• [Given request]
Repeat the whole listing exactly as written.

• [Listed entries]
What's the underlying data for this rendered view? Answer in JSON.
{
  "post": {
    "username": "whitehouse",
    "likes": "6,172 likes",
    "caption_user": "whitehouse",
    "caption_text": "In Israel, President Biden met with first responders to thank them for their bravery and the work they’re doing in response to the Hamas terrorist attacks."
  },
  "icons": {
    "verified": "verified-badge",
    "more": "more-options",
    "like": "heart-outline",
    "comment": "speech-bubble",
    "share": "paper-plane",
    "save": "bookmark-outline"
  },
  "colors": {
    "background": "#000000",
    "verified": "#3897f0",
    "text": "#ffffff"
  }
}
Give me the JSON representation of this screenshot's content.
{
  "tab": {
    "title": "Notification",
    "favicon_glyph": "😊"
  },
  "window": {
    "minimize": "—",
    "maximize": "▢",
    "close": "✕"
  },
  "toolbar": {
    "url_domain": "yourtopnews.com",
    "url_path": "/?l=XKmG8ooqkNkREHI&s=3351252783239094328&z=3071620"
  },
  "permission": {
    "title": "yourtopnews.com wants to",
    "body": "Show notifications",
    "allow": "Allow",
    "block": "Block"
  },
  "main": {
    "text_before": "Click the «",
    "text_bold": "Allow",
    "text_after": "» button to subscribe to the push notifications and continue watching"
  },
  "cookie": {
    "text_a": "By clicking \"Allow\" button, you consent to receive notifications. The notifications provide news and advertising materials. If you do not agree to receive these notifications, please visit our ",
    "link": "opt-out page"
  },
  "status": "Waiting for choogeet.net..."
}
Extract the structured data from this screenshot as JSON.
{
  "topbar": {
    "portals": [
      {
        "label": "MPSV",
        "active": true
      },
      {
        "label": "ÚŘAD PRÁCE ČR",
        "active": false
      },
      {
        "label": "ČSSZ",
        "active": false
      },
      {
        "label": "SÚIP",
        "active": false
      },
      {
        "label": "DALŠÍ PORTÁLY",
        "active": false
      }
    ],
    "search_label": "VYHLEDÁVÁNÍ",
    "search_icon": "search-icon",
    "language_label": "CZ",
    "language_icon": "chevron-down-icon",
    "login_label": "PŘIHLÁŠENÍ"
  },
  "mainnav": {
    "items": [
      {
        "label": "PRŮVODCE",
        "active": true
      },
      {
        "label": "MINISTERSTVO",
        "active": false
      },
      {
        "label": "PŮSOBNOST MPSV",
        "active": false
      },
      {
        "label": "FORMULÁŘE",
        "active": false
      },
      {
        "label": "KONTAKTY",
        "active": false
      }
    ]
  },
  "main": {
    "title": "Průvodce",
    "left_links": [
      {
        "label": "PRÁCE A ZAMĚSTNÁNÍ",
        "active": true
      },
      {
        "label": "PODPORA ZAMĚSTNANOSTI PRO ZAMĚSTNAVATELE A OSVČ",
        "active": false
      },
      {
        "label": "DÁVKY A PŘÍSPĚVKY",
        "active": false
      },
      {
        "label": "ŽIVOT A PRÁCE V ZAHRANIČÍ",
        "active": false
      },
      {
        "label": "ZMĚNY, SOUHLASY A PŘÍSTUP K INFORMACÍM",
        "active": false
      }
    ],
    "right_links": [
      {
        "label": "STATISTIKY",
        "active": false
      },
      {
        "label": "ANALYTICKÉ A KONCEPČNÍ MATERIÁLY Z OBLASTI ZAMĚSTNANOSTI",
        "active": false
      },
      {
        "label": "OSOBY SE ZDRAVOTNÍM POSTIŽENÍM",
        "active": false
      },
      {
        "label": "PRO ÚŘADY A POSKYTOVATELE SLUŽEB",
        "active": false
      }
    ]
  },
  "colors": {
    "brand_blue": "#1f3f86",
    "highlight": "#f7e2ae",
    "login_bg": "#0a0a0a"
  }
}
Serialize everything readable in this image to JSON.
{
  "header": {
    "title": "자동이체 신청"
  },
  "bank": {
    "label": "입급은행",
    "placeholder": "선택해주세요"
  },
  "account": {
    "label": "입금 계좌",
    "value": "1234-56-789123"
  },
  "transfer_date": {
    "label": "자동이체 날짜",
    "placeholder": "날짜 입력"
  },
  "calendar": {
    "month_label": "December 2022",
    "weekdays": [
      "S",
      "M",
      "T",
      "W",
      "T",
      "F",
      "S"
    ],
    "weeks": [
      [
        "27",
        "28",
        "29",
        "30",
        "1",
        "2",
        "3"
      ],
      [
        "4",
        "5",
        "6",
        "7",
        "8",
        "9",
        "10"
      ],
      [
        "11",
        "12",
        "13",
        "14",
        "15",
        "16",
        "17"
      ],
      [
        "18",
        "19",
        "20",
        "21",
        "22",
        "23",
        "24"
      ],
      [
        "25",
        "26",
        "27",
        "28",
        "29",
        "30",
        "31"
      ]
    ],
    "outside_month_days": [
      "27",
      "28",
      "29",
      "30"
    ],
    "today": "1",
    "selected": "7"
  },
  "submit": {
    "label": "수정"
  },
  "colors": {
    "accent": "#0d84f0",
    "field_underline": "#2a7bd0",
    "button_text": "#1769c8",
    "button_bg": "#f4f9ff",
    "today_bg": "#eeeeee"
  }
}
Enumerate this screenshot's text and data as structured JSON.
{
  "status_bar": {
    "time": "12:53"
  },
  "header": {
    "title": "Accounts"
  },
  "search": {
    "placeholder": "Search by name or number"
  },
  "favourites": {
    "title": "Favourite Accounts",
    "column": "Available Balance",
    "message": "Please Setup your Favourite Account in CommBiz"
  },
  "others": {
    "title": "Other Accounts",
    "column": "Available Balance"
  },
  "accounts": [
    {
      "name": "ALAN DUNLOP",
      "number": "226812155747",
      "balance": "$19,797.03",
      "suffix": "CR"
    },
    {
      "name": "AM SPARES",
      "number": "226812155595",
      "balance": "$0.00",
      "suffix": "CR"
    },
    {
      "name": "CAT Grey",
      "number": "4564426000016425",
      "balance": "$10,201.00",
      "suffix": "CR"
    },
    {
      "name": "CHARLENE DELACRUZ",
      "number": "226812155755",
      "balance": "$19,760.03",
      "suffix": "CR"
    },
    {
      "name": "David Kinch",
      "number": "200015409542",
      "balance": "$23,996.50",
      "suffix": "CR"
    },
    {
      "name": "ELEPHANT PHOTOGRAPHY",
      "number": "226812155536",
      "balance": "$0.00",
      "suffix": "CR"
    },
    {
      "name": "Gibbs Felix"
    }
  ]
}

• [Written response]
What's the underlying data for this rendered view? Answer in JSON.
{
  "post": {
    "username": "whitehouse",
    "likes": "6,172 likes",
    "caption_user": "whitehouse",
    "caption_text": "In Israel, President Biden met with first responders to thank them for their bravery and the work they’re doing in response to the Hamas terrorist attacks."
  },
  "icons": {
    "verified": "verified-badge",
    "more": "more-options",
    "like": "heart-outline",
    "comment": "speech-bubble",
    "share": "paper-plane",
    "save": "bookmark-outline"
  },
  "colors": {
    "background": "#000000",
    "verified": "#3897f0",
    "text": "#ffffff"
  }
}
Give me the JSON representation of this screenshot's content.
{
  "tab": {
    "title": "Notification",
    "favicon_glyph": "😊"
  },
  "window": {
    "minimize": "—",
    "maximize": "▢",
    "close": "✕"
  },
  "toolbar": {
    "url_domain": "yourtopnews.com",
    "url_path": "/?l=XKmG8ooqkNkREHI&s=3351252783239094328&z=3071620"
  },
  "permission": {
    "title": "yourtopnews.com wants to",
    "body": "Show notifications",
    "allow": "Allow",
    "block": "Block"
  },
  "main": {
    "text_before": "Click the «",
    "text_bold": "Allow",
    "text_after": "» button to subscribe to the push notifications and continue watching"
  },
  "cookie": {
    "text_a": "By clicking \"Allow\" button, you consent to receive notifications. The notifications provide news and advertising materials. If you do not agree to receive these notifications, please visit our ",
    "link": "opt-out page"
  },
  "status": "Waiting for choogeet.net..."
}
Extract the structured data from this screenshot as JSON.
{
  "topbar": {
    "portals": [
      {
        "label": "MPSV",
        "active": true
      },
      {
        "label": "ÚŘAD PRÁCE ČR",
        "active": false
      },
      {
        "label": "ČSSZ",
        "active": false
      },
      {
        "label": "SÚIP",
        "active": false
      },
      {
        "label": "DALŠÍ PORTÁLY",
        "active": false
      }
    ],
    "search_label": "VYHLEDÁVÁNÍ",
    "search_icon": "search-icon",
    "language_label": "CZ",
    "language_icon": "chevron-down-icon",
    "login_label": "PŘIHLÁŠENÍ"
  },
  "mainnav": {
    "items": [
      {
        "label": "PRŮVODCE",
        "active": true
      },
      {
        "label": "MINISTERSTVO",
        "active": false
      },
      {
        "label": "PŮSOBNOST MPSV",
        "active": false
      },
      {
        "label": "FORMULÁŘE",
        "active": false
      },
      {
        "label": "KONTAKTY",
        "active": false
      }
    ]
  },
  "main": {
    "title": "Průvodce",
    "left_links": [
      {
        "label": "PRÁCE A ZAMĚSTNÁNÍ",
        "active": true
      },
      {
        "label": "PODPORA ZAMĚSTNANOSTI PRO ZAMĚSTNAVATELE A OSVČ",
        "active": false
      },
      {
        "label": "DÁVKY A PŘÍSPĚVKY",
        "active": false
      },
      {
        "label": "ŽIVOT A PRÁCE V ZAHRANIČÍ",
        "active": false
      },
      {
        "label": "ZMĚNY, SOUHLASY A PŘÍSTUP K INFORMACÍM",
        "active": false
      }
    ],
    "right_links": [
      {
        "label": "STATISTIKY",
        "active": false
      },
      {
        "label": "ANALYTICKÉ A KONCEPČNÍ MATERIÁLY Z OBLASTI ZAMĚSTNANOSTI",
        "active": false
      },
      {
        "label": "OSOBY SE ZDRAVOTNÍM POSTIŽENÍM",
        "active": false
      },
      {
        "label": "PRO ÚŘADY A POSKYTOVATELE SLUŽEB",
        "active": false
      }
    ]
  },
  "colors": {
    "brand_blue": "#1f3f86",
    "highlight": "#f7e2ae",
    "login_bg": "#0a0a0a"
  }
}
Serialize everything readable in this image to JSON.
{
  "header": {
    "title": "자동이체 신청"
  },
  "bank": {
    "label": "입급은행",
    "placeholder": "선택해주세요"
  },
  "account": {
    "label": "입금 계좌",
    "value": "1234-56-789123"
  },
  "transfer_date": {
    "label": "자동이체 날짜",
    "placeholder": "날짜 입력"
  },
  "calendar": {
    "month_label": "December 2022",
    "weekdays": [
      "S",
      "M",
      "T",
      "W",
      "T",
      "F",
      "S"
    ],
    "weeks": [
      [
        "27",
        "28",
        "29",
        "30",
        "1",
        "2",
        "3"
      ],
      [
        "4",
        "5",
        "6",
        "7",
        "8",
        "9",
        "10"
      ],
      [
        "11",
        "12",
        "13",
        "14",
        "15",
        "16",
        "17"
      ],
      [
        "18",
        "19",
        "20",
        "21",
        "22",
        "23",
        "24"
      ],
      [
        "25",
        "26",
        "27",
        "28",
        "29",
        "30",
        "31"
      ]
    ],
    "outside_month_days": [
      "27",
      "28",
      "29",
      "30"
    ],
    "today": "1",
    "selected": "7"
  },
  "submit": {
    "label": "수정"
  },
  "colors": {
    "accent": "#0d84f0",
    "field_underline": "#2a7bd0",
    "button_text": "#1769c8",
    "button_bg": "#f4f9ff",
    "today_bg": "#eeeeee"
  }
}
Enumerate this screenshot's text and data as structured JSON.
{
  "status_bar": {
    "time": "12:53"
  },
  "header": {
    "title": "Accounts"
  },
  "search": {
    "placeholder": "Search by name or number"
  },
  "favourites": {
    "title": "Favourite Accounts",
    "column": "Available Balance",
    "message": "Please Setup your Favourite Account in CommBiz"
  },
  "others": {
    "title": "Other Accounts",
    "column": "Available Balance"
  },
  "accounts": [
    {
      "name": "ALAN DUNLOP",
      "number": "226812155747",
      "balance": "$19,797.03",
      "suffix": "CR"
    },
    {
      "name": "AM SPARES",
      "number": "226812155595",
      "balance": "$0.00",
      "suffix": "CR"
    },
    {
      "name": "CAT Grey",
      "number": "4564426000016425",
      "balance": "$10,201.00",
      "suffix": "CR"
    },
    {
      "name": "CHARLENE DELACRUZ",
      "number": "226812155755",
      "balance": "$19,760.03",
      "suffix": "CR"
    },
    {
      "name": "David Kinch",
      "number": "200015409542",
      "balance": "$23,996.50",
      "suffix": "CR"
    },
    {
      "name": "ELEPHANT PHOTOGRAPHY",
      "number": "226812155536",
      "balance": "$0.00",
      "suffix": "CR"
    },
    {
      "name": "Gibbs Felix"
    }
  ]
}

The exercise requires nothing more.